• Goal of the exercise: Copy every entry precisely.

• Excerpted data:
Start

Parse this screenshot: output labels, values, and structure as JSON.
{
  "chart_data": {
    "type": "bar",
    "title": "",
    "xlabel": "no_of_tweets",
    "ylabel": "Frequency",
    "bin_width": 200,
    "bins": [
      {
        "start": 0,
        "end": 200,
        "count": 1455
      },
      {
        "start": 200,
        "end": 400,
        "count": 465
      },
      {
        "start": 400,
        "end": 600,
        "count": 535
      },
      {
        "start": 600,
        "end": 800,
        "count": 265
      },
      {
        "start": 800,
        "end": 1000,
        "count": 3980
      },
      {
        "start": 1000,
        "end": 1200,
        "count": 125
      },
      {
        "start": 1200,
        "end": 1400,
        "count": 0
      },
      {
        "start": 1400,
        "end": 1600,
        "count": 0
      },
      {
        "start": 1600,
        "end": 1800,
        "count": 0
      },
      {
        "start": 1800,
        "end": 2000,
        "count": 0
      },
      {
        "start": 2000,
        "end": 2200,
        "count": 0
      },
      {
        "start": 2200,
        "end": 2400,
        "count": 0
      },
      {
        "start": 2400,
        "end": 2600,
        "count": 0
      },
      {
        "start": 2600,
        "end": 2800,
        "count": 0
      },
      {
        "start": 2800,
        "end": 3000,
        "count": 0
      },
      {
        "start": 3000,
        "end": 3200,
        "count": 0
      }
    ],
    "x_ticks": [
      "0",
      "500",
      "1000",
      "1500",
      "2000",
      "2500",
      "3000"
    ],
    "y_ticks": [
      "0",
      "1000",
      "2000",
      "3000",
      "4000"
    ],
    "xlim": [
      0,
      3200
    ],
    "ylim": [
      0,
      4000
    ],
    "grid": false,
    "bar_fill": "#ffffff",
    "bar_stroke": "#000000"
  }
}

End

• Exercise result:
Parse this screenshot: output labels, values, and structure as JSON.
{
  "chart_data": {
    "type": "bar",
    "title": "",
    "xlabel": "no_of_tweets",
    "ylabel": "Frequency",
    "bin_width": 200,
    "bins": [
      {
        "start": 0,
        "end": 200,
        "count": 1455
      },
      {
        "start": 200,
        "end": 400,
        "count": 465
      },
      {
        "start": 400,
        "end": 600,
        "count": 535
      },
      {
        "start": 600,
        "end": 800,
        "count": 265
      },
      {
        "start": 800,
        "end": 1000,
        "count": 3980
      },
      {
        "start": 1000,
        "end": 1200,
        "count": 125
      },
      {
        "start": 1200,
        "end": 1400,
        "count": 0
      },
      {
        "start": 1400,
        "end": 1600,
        "count": 0
      },
      {
        "start": 1600,
        "end": 1800,
        "count": 0
      },
      {
        "start": 1800,
        "end": 2000,
        "count": 0
      },
      {
        "start": 2000,
        "end": 2200,
        "count": 0
      },
      {
        "start": 2200,
        "end": 2400,
        "count": 0
      },
      {
        "start": 2400,
        "end": 2600,
        "count": 0
      },
      {
        "start": 2600,
        "end": 2800,
        "count": 0
      },
      {
        "start": 2800,
        "end": 3000,
        "count": 0
      },
      {
        "start": 3000,
        "end": 3200,
        "count": 0
      }
    ],
    "x_ticks": [
      "0",
      "500",
      "1000",
      "1500",
      "2000",
      "2500",
      "3000"
    ],
    "y_ticks": [
      "0",
      "1000",
      "2000",
      "3000",
      "4000"
    ],
    "xlim": [
      0,
      3200
    ],
    "ylim": [
      0,
      4000
    ],
    "grid": false,
    "bar_fill": "#ffffff",
    "bar_stroke": "#000000"
  }
}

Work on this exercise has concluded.